### Extract
-- BEGIN --

Each of the related blocks within the super block stores per-block
information separately, such as the cache coherency state 150 and
optionally the compression status 152 for the block. For example,
as shown in FIG. 4, the super tag array 110 is tracking for
"SuperTag 14," "Blk 3" the tag address, the cache coherency state
and the compression status for that block.
[0044] Referring back to FIG. 2, since the SuperTag cache 80 does
not store segments of a cache block in contiguous space, it uses
the segmented back-pointer array 112 to resolve which block each
data segment in the segmented data array 100 refers. Referring
briefly to FIG. 5, a depiction of an exemplar segmented
back-pointer entry set 160 of the segmented back pointer array 112
is shown. The exemplar segmented back-pointer entry set 160
includes sixty-four back-pointer entries in, the set, individually
numbered from 0 to 63, and corresponding to the same number data
segment in the corresponding data set in the segmented data array
100. Each back pointer entry within the back-pointer set, such as
exemplar back pointer entry 162, stores the super tag number and
the block number being tracked. For example, referring to FIGS.
2-5, for at a particular tag address and index, back-pointer
entries "58" and "62" correspond to segmented data entries "58" and
"62" in the segmented data array 100, and are tracking data for
"SuperTag 14," "Blk 3."
[0045] Referring back to FIG. 2, during a cache lookup, both the
super tag array 110 and the segmented back-pointer array 112 may be
accessed in parallel. In the case of a cache hit, both the block
and its corresponding super block are found available, meaning, for
example, the SuperTag cache 80 has matched 170 a super tag entry
142, and the block's 146 coherency state 150 shows that it is
valid. In this case, using the corresponding exemplar back pointer
entries 162 and 163 from the back pointer entry set 160,
corresponding exemplar data segments 104 and 106 from the data set
102 in the segmented data array 100 may be accessed.
[0046] Referring now to FIG. 6A-D, a multi-block super block that
is variable-packed, co-compressed and dynamically stored in cache
in accordance with an embodiment of the present invention is shown.
Referring to FIG. 6A, a multi-block super block 180 stored in a
main memory 182, beginning at a particular address 184, may include
contiguous blocks "A," "B," "C" and "D," each block 64 Bytes in
size and divisible into 16 Byte segments. Referring to FIG. 6B,
each block within the super block 180 may be individually
compressed into fewer 16 Byte data segments 186. For example, the
64 Byte block "A," comprised of four 16 Byte segments "A1," "A2,"
"A3" and "A4," may be compressed into two 16 Byte data segments, A'
and "A''," Similarly, the 64 Byte block "B," comprised of four 16
Byte segments "B1," "B2," "B3" and "B4," may be compressed into two
16 Byte data segments, "B'" and "B''," and so forth. A C-PACK
pattern-based partial dictionary compression algorithm, for
example, which has low hardware overheads, may be used in a
preferred embodiment.
[0047] Alternatively, referring to FIG. 6C, blocks of the super
block 180 may be co-compressed together, including within the super
block, into fewer 16 Byte co-compressed data segments 188. For
example, blocks "A," "B," "C" and "D," a 256 Byte super block, may
be co-compressed as a whole into four 16 Byte data segments, "X1,"

-- END --

### Job A
In the SuperTag cache passage, how many back-pointer entries are in the exemplar back-pointer entry set 160?
### Job B
Copy the SuperTag cache passage between "[0045] Referring back" and "may be accessed.", inclusive.
### Job C
Carry on the SuperTag cache passage from the point where it stops.
The data isn't needed for any of this.

### Provided data

-- BEGIN --

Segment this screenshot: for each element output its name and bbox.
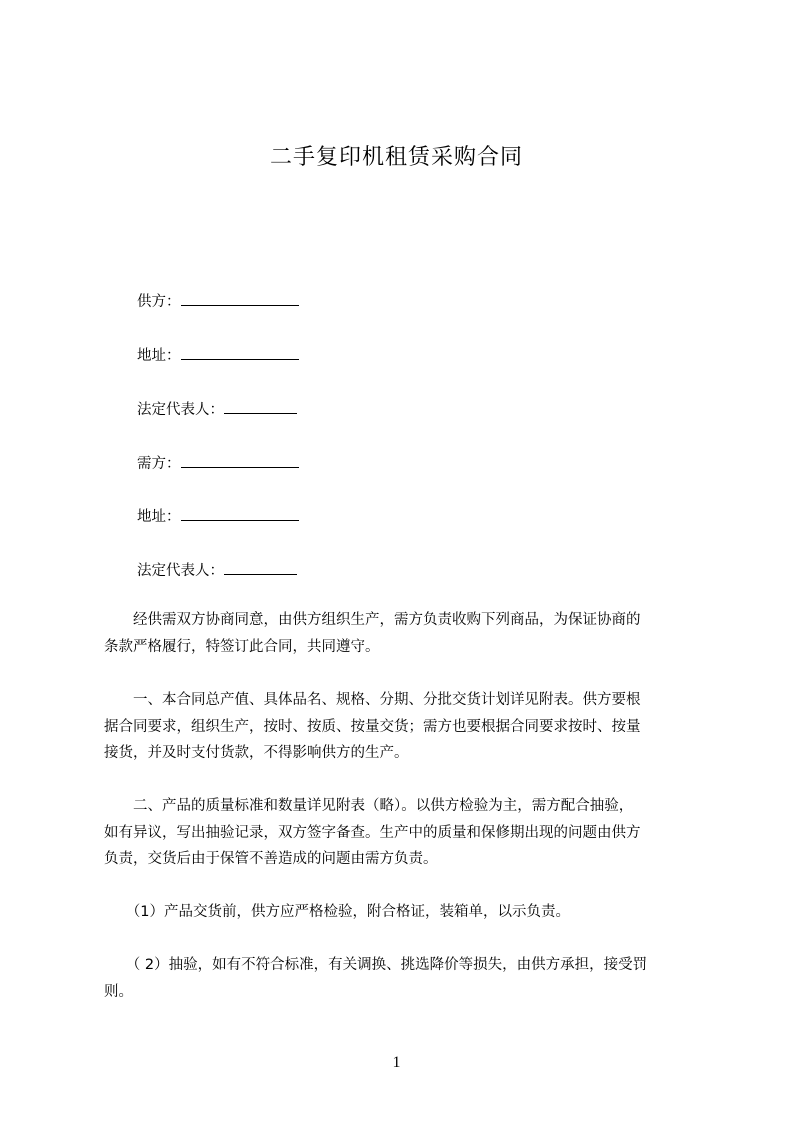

-- END --

### Result A
Sixty-four.

### Result B
[0045] Referring back to FIG. 2, during a cache lookup, both the
super tag array 110 and the segmented back-pointer array 112 may be
accessed in parallel. In the case of a cache hit, both the block
and its corresponding super block are found available, meaning, for
example, the SuperTag cache 80 has matched 170 a super tag entry
142, and the block's 146 coherency state 150 shows that it is
valid. In this case, using the corresponding exemplar back pointer
entries 162 and 163 from the back pointer entry set 160,
corresponding exemplar data segments 104 and 106 from the data set
102 in the segmented data array 100 may be accessed.

### Result C
"X2," "X3" and "X4." Alternatively, block "A" may be co-compressed
with block "B" and block "C" may be co-compressed with block "D,"
or any other similar arrangement may be made.
[0048] Co-compression on larger scales may advantageously improve
the compression ratio. Co-compression includes providing one or
more compressors and de-compressors. A single
compressor/de-compressor may be used to compress and decompress
blocks serially, however, this may reduce compression benefits by
increasing cache hit latency. In a preferred embodiment, a
plurality of compressors/de-compressors may be used in parallel,
such as four compressors and, de-compressors for super blocks
comprising four cache blocks. In this manner, co-compression would
not incur additional latency overhead. This is particularly the
case given the typically low area and energy overheads of
compressor/de-compressor units, thereby incurring low overhead.
[0049] In an alternative embodiment, the SuperTag cache may
consistently use co-compression for every block within a super
block as a whole, and thereby avoid tracking individual block
numbers in the segmented back pointer array.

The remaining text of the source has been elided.